** start Input for this task **

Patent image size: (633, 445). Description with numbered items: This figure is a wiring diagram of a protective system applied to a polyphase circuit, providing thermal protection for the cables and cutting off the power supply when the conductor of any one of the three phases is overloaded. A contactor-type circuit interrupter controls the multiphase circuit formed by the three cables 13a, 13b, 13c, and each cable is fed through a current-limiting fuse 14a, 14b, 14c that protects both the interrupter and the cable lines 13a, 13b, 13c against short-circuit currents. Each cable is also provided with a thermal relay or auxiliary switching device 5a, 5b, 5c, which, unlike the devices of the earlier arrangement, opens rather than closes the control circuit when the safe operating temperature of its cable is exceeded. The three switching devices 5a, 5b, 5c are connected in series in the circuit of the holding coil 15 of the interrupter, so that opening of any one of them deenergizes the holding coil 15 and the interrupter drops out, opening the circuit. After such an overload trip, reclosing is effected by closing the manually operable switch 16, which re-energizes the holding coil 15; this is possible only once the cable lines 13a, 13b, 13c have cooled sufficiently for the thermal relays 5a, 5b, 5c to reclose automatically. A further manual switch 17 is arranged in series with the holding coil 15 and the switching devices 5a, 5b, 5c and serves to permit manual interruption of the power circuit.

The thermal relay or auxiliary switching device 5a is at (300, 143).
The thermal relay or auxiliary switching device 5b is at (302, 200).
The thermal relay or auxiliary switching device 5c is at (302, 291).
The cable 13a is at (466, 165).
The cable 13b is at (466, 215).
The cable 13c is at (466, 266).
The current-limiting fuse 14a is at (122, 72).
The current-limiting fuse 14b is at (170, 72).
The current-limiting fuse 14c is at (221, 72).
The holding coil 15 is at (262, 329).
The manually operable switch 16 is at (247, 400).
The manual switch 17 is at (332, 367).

** end Input for this task **
** start Input for this task **

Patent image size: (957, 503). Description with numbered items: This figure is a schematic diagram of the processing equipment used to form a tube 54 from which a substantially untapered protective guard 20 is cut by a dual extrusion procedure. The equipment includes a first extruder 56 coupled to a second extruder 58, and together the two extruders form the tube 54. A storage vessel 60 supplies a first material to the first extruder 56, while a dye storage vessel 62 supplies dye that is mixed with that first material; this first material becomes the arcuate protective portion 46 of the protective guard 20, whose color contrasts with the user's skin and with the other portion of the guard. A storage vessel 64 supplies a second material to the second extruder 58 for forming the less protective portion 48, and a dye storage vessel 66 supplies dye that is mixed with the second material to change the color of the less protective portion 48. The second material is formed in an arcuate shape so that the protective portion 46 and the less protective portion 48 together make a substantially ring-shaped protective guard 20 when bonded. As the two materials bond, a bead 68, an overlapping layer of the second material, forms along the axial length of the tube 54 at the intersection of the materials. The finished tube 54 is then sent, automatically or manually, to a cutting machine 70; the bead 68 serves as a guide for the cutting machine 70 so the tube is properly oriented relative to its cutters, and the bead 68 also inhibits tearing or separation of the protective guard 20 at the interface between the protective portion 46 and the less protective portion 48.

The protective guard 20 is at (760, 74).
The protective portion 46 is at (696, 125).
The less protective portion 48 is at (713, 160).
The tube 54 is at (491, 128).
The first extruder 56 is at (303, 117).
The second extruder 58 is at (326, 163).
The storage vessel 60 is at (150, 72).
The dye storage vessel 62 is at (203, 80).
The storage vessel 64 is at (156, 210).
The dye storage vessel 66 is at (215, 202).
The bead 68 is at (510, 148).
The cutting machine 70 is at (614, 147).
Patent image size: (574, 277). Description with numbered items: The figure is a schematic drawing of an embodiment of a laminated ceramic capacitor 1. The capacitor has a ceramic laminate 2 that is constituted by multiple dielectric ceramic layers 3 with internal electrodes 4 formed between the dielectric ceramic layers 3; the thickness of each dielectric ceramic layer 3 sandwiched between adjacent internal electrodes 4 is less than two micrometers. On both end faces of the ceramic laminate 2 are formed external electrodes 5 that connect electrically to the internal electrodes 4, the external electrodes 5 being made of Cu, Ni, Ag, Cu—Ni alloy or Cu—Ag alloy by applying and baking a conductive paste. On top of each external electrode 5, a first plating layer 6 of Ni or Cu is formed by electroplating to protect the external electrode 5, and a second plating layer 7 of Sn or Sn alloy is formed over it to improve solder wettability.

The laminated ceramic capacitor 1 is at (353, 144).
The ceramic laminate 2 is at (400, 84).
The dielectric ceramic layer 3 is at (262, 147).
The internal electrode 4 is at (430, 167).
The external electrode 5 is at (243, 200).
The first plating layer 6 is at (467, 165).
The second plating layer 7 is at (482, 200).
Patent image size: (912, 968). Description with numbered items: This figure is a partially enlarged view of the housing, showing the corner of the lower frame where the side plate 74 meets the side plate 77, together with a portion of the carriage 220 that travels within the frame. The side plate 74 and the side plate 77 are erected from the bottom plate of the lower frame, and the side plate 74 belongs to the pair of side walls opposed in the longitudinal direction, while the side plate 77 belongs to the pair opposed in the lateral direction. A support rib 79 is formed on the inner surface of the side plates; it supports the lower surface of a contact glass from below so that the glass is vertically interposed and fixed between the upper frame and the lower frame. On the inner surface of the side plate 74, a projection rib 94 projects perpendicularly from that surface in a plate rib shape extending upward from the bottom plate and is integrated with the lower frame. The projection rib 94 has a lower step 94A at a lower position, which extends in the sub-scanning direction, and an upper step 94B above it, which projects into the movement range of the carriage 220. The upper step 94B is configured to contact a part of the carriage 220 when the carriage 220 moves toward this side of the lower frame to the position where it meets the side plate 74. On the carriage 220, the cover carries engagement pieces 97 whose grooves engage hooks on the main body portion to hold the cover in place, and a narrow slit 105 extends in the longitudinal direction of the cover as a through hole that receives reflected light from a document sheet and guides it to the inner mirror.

** end Input for this task **

Can you rewrite the listing from the line containing "Patent image size: (574, 277)." up to and including the line containing "The second plating layer 7 is at (482, 200)." as a JSON list of strings, one string per line, with blank lines left out?

Task solution:
[
  "Patent image size: (574, 277). Description with numbered items: The figure is a schematic drawing of an embodiment of a laminated ceramic capacitor 1. The capacitor has a ceramic laminate 2 that is constituted by multiple dielectric ceramic layers 3 with internal electrodes 4 formed between the dielectric ceramic layers 3; the thickness of each dielectric ceramic layer 3 sandwiched between adjacent internal electrodes 4 is less than two micrometers. On both end faces of the ceramic laminate 2 are formed external electrodes 5 that connect electrically to the internal electrodes 4, the external electrodes 5 being made of Cu, Ni, Ag, Cu—Ni alloy or Cu—Ag alloy by applying and baking a conductive paste. On top of each external electrode 5, a first plating layer 6 of Ni or Cu is formed by electroplating to protect the external electrode 5, and a second plating layer 7 of Sn or Sn alloy is formed over it to improve solder wettability.",
  "The laminated ceramic capacitor 1 is at (353, 144).",
  "The ceramic laminate 2 is at (400, 84).",
  "The dielectric ceramic layer 3 is at (262, 147).",
  "The internal electrode 4 is at (430, 167).",
  "The external electrode 5 is at (243, 200).",
  "The first plating layer 6 is at (467, 165).",
  "The second plating layer 7 is at (482, 200)."
]